Retype the whole listing below, character for character.

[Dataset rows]
----------------------------------------

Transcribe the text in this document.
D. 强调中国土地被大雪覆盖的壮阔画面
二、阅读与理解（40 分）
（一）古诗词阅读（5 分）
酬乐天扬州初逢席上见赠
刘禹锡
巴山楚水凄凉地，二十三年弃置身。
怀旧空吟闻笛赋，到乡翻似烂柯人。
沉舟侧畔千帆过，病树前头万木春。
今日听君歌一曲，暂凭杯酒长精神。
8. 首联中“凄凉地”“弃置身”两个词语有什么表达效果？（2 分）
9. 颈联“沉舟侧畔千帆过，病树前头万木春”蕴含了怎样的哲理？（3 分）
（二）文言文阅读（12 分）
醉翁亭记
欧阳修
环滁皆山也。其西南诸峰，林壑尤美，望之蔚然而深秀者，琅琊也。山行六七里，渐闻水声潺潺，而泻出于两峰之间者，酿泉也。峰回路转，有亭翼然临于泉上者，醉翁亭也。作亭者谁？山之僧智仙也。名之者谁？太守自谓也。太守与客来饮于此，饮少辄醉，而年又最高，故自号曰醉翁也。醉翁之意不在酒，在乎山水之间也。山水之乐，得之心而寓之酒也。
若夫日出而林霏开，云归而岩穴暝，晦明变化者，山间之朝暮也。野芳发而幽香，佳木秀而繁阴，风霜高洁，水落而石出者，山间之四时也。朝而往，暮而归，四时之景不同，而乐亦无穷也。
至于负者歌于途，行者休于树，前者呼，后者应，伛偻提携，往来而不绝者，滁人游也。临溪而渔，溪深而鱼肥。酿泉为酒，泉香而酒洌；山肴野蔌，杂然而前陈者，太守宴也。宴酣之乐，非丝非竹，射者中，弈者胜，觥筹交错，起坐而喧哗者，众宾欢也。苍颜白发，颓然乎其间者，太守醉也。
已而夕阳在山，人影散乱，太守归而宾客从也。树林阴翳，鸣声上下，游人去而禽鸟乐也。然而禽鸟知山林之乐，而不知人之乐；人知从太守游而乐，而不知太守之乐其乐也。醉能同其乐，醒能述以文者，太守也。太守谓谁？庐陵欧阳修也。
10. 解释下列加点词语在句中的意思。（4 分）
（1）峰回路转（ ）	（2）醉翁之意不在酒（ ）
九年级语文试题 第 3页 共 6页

----------------------------------------

EXERCISE SOLUTION |
Transcribe the text in this document.
D. 强调中国土地被大雪覆盖的壮阔画面
二、阅读与理解（40 分）
（一）古诗词阅读（5 分）
酬乐天扬州初逢席上见赠
刘禹锡
巴山楚水凄凉地，二十三年弃置身。
怀旧空吟闻笛赋，到乡翻似烂柯人。
沉舟侧畔千帆过，病树前头万木春。
今日听君歌一曲，暂凭杯酒长精神。
8. 首联中“凄凉地”“弃置身”两个词语有什么表达效果？（2 分）
9. 颈联“沉舟侧畔千帆过，病树前头万木春”蕴含了怎样的哲理？（3 分）
（二）文言文阅读（12 分）
醉翁亭记
欧阳修
环滁皆山也。其西南诸峰，林壑尤美，望之蔚然而深秀者，琅琊也。山行六七里，渐闻水声潺潺，而泻出于两峰之间者，酿泉也。峰回路转，有亭翼然临于泉上者，醉翁亭也。作亭者谁？山之僧智仙也。名之者谁？太守自谓也。太守与客来饮于此，饮少辄醉，而年又最高，故自号曰醉翁也。醉翁之意不在酒，在乎山水之间也。山水之乐，得之心而寓之酒也。
若夫日出而林霏开，云归而岩穴暝，晦明变化者，山间之朝暮也。野芳发而幽香，佳木秀而繁阴，风霜高洁，水落而石出者，山间之四时也。朝而往，暮而归，四时之景不同，而乐亦无穷也。
至于负者歌于途，行者休于树，前者呼，后者应，伛偻提携，往来而不绝者，滁人游也。临溪而渔，溪深而鱼肥。酿泉为酒，泉香而酒洌；山肴野蔌，杂然而前陈者，太守宴也。宴酣之乐，非丝非竹，射者中，弈者胜，觥筹交错，起坐而喧哗者，众宾欢也。苍颜白发，颓然乎其间者，太守醉也。
已而夕阳在山，人影散乱，太守归而宾客从也。树林阴翳，鸣声上下，游人去而禽鸟乐也。然而禽鸟知山林之乐，而不知人之乐；人知从太守游而乐，而不知太守之乐其乐也。醉能同其乐，醒能述以文者，太守也。太守谓谁？庐陵欧阳修也。
10. 解释下列加点词语在句中的意思。（4 分）
（1）峰回路转（ ）	（2）醉翁之意不在酒（ ）
九年级语文试题 第 3页 共 6页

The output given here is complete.